─── Entries shown

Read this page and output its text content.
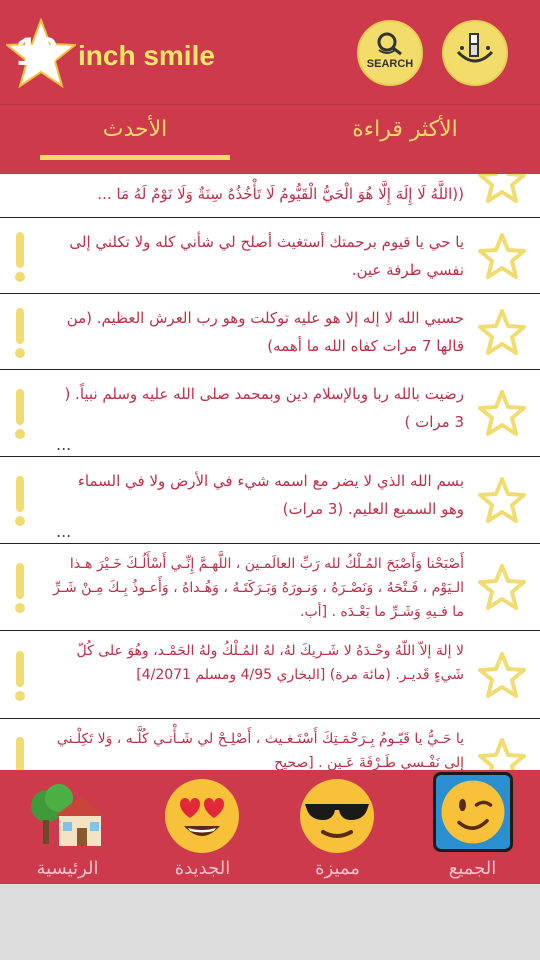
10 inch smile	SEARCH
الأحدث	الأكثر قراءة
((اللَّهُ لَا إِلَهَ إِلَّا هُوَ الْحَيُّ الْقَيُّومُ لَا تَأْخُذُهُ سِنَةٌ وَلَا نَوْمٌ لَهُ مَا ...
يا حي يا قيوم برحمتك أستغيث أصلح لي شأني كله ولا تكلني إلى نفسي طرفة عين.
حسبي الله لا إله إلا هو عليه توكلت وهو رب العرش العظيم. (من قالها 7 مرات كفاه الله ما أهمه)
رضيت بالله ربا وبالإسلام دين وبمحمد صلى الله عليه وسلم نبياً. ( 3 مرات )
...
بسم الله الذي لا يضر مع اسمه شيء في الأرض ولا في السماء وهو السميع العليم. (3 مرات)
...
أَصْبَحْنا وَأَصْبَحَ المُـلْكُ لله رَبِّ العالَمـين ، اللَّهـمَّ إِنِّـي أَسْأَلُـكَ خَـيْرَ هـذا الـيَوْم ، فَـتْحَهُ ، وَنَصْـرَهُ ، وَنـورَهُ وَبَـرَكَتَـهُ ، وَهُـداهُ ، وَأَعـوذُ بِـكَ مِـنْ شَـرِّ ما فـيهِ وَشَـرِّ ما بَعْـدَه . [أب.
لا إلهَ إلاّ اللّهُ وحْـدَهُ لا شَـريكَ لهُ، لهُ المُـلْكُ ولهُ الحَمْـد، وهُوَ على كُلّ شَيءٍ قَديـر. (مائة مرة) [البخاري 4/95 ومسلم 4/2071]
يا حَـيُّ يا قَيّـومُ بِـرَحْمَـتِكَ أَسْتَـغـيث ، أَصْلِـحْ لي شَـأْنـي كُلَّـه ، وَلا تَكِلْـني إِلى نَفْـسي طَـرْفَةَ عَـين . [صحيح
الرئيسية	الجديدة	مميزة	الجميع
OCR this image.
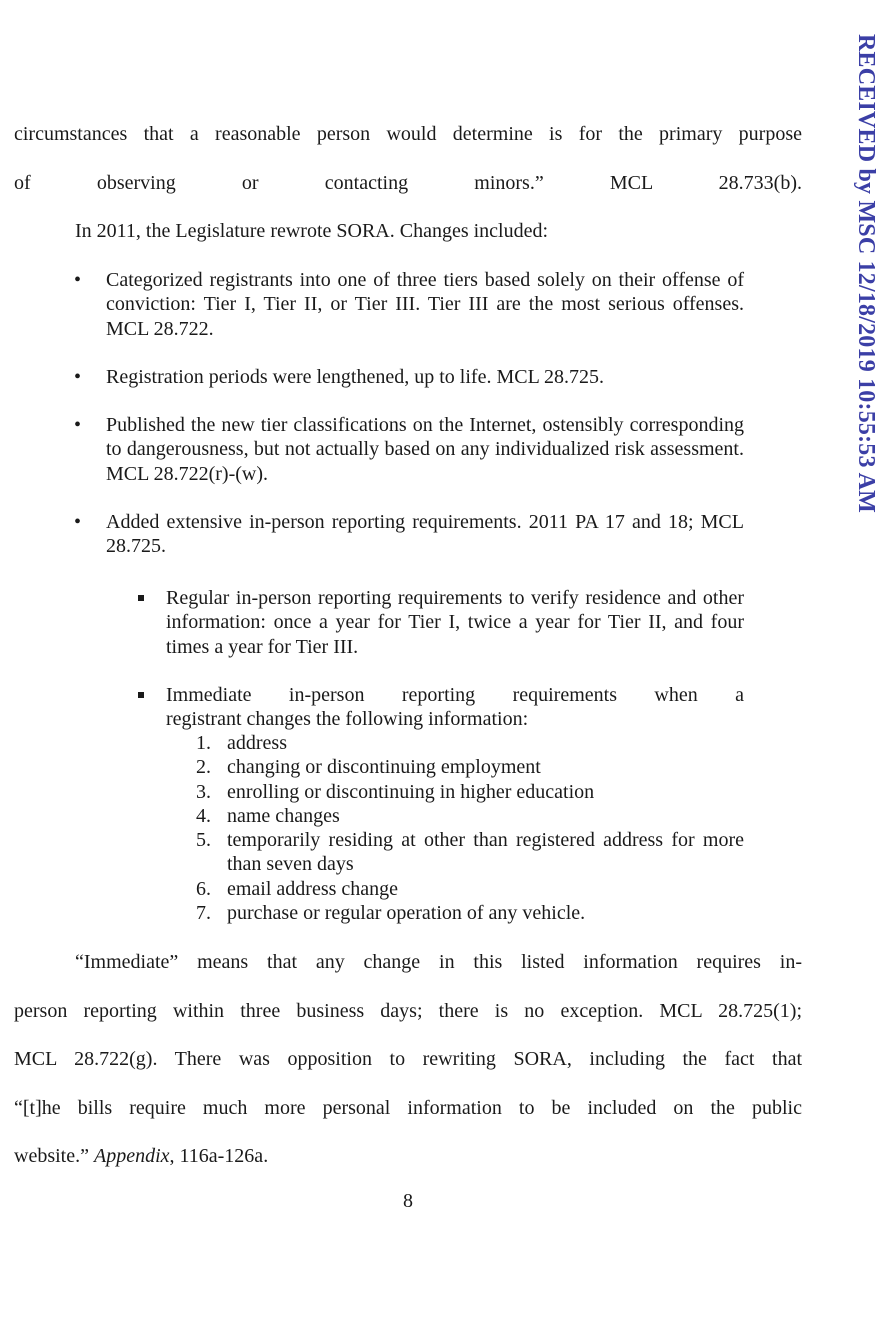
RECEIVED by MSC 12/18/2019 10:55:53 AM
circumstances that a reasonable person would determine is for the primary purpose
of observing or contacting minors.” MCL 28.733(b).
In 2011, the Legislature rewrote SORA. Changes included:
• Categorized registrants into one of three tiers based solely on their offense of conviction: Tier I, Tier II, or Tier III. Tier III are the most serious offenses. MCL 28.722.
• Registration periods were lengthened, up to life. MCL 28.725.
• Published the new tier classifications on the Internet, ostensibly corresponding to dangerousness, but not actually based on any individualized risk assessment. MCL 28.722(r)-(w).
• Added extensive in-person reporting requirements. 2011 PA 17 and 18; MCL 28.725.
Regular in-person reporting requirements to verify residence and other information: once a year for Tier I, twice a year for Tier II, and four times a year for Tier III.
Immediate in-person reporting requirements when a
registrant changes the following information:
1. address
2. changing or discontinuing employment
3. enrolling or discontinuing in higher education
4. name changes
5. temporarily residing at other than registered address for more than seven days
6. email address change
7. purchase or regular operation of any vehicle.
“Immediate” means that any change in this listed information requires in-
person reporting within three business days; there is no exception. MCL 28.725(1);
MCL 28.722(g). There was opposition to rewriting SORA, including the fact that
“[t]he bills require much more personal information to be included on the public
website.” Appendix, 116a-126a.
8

──────

Goal of the exercise. All the material shown above is to be copied exactly, with no pictures carried over.

Solution to this problem.
Read this page and output its text content.
10 inch smile	SEARCH
الأحدث	الأكثر قراءة
((اللَّهُ لَا إِلَهَ إِلَّا هُوَ الْحَيُّ الْقَيُّومُ لَا تَأْخُذُهُ سِنَةٌ وَلَا نَوْمٌ لَهُ مَا ...
يا حي يا قيوم برحمتك أستغيث أصلح لي شأني كله ولا تكلني إلى نفسي طرفة عين.
حسبي الله لا إله إلا هو عليه توكلت وهو رب العرش العظيم. (من قالها 7 مرات كفاه الله ما أهمه)
رضيت بالله ربا وبالإسلام دين وبمحمد صلى الله عليه وسلم نبياً. ( 3 مرات )
...
بسم الله الذي لا يضر مع اسمه شيء في الأرض ولا في السماء وهو السميع العليم. (3 مرات)
...
أَصْبَحْنا وَأَصْبَحَ المُـلْكُ لله رَبِّ العالَمـين ، اللَّهـمَّ إِنِّـي أَسْأَلُـكَ خَـيْرَ هـذا الـيَوْم ، فَـتْحَهُ ، وَنَصْـرَهُ ، وَنـورَهُ وَبَـرَكَتَـهُ ، وَهُـداهُ ، وَأَعـوذُ بِـكَ مِـنْ شَـرِّ ما فـيهِ وَشَـرِّ ما بَعْـدَه . [أب.
لا إلهَ إلاّ اللّهُ وحْـدَهُ لا شَـريكَ لهُ، لهُ المُـلْكُ ولهُ الحَمْـد، وهُوَ على كُلّ شَيءٍ قَديـر. (مائة مرة) [البخاري 4/95 ومسلم 4/2071]
يا حَـيُّ يا قَيّـومُ بِـرَحْمَـتِكَ أَسْتَـغـيث ، أَصْلِـحْ لي شَـأْنـي كُلَّـه ، وَلا تَكِلْـني إِلى نَفْـسي طَـرْفَةَ عَـين . [صحيح
الرئيسية	الجديدة	مميزة	الجميع
OCR this image.
RECEIVED by MSC 12/18/2019 10:55:53 AM
circumstances that a reasonable person would determine is for the primary purpose
of observing or contacting minors.” MCL 28.733(b).
In 2011, the Legislature rewrote SORA. Changes included:
• Categorized registrants into one of three tiers based solely on their offense of conviction: Tier I, Tier II, or Tier III. Tier III are the most serious offenses. MCL 28.722.
• Registration periods were lengthened, up to life. MCL 28.725.
• Published the new tier classifications on the Internet, ostensibly corresponding to dangerousness, but not actually based on any individualized risk assessment. MCL 28.722(r)-(w).
• Added extensive in-person reporting requirements. 2011 PA 17 and 18; MCL 28.725.
Regular in-person reporting requirements to verify residence and other information: once a year for Tier I, twice a year for Tier II, and four times a year for Tier III.
Immediate in-person reporting requirements when a
registrant changes the following information:
1. address
2. changing or discontinuing employment
3. enrolling or discontinuing in higher education
4. name changes
5. temporarily residing at other than registered address for more than seven days
6. email address change
7. purchase or regular operation of any vehicle.
“Immediate” means that any change in this listed information requires in-
person reporting within three business days; there is no exception. MCL 28.725(1);
MCL 28.722(g). There was opposition to rewriting SORA, including the fact that
“[t]he bills require much more personal information to be included on the public
website.” Appendix, 116a-126a.
8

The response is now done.